*TASK INPUTS*.
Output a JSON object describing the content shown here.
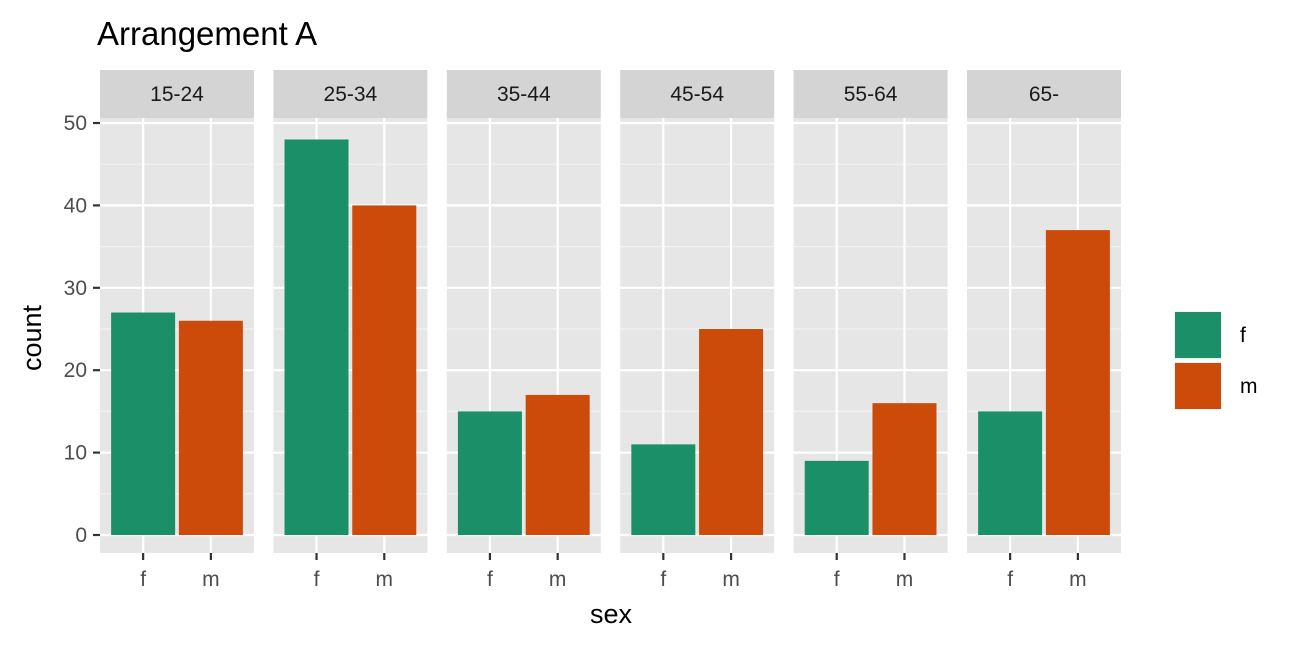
{
  "chart_data": {
    "type": "bar",
    "title": "Arrangement A",
    "xlabel": "sex",
    "ylabel": "count",
    "ylim": [
      0,
      55
    ],
    "yticks": [
      0,
      10,
      20,
      30,
      40,
      50
    ],
    "categories": [
      "f",
      "m"
    ],
    "facets": [
      {
        "label": "15-24",
        "values": [
          27,
          26
        ]
      },
      {
        "label": "25-34",
        "values": [
          48,
          40
        ]
      },
      {
        "label": "35-44",
        "values": [
          15,
          17
        ]
      },
      {
        "label": "45-54",
        "values": [
          11,
          25
        ]
      },
      {
        "label": "55-64",
        "values": [
          9,
          16
        ]
      },
      {
        "label": "65-",
        "values": [
          15,
          37
        ]
      }
    ],
    "legend": {
      "position": "right",
      "entries": [
        {
          "label": "f",
          "color": "#1b9068"
        },
        {
          "label": "m",
          "color": "#cc4a0a"
        }
      ]
    },
    "grid": true,
    "colors": {
      "panel_background": "#e6e6e6",
      "strip_background": "#d4d4d4",
      "grid_major": "#ffffff",
      "grid_minor": "#f2f2f2"
    }
  }
}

*WHAT YOU HAVE TO DO*.
Print out every entry above without changing a word, and leave out the pictures.

*EXERCISE OUTPUT*.
Output a JSON object describing the content shown here.
{
  "chart_data": {
    "type": "bar",
    "title": "Arrangement A",
    "xlabel": "sex",
    "ylabel": "count",
    "ylim": [
      0,
      55
    ],
    "yticks": [
      0,
      10,
      20,
      30,
      40,
      50
    ],
    "categories": [
      "f",
      "m"
    ],
    "facets": [
      {
        "label": "15-24",
        "values": [
          27,
          26
        ]
      },
      {
        "label": "25-34",
        "values": [
          48,
          40
        ]
      },
      {
        "label": "35-44",
        "values": [
          15,
          17
        ]
      },
      {
        "label": "45-54",
        "values": [
          11,
          25
        ]
      },
      {
        "label": "55-64",
        "values": [
          9,
          16
        ]
      },
      {
        "label": "65-",
        "values": [
          15,
          37
        ]
      }
    ],
    "legend": {
      "position": "right",
      "entries": [
        {
          "label": "f",
          "color": "#1b9068"
        },
        {
          "label": "m",
          "color": "#cc4a0a"
        }
      ]
    },
    "grid": true,
    "colors": {
      "panel_background": "#e6e6e6",
      "strip_background": "#d4d4d4",
      "grid_major": "#ffffff",
      "grid_minor": "#f2f2f2"
    }
  }
}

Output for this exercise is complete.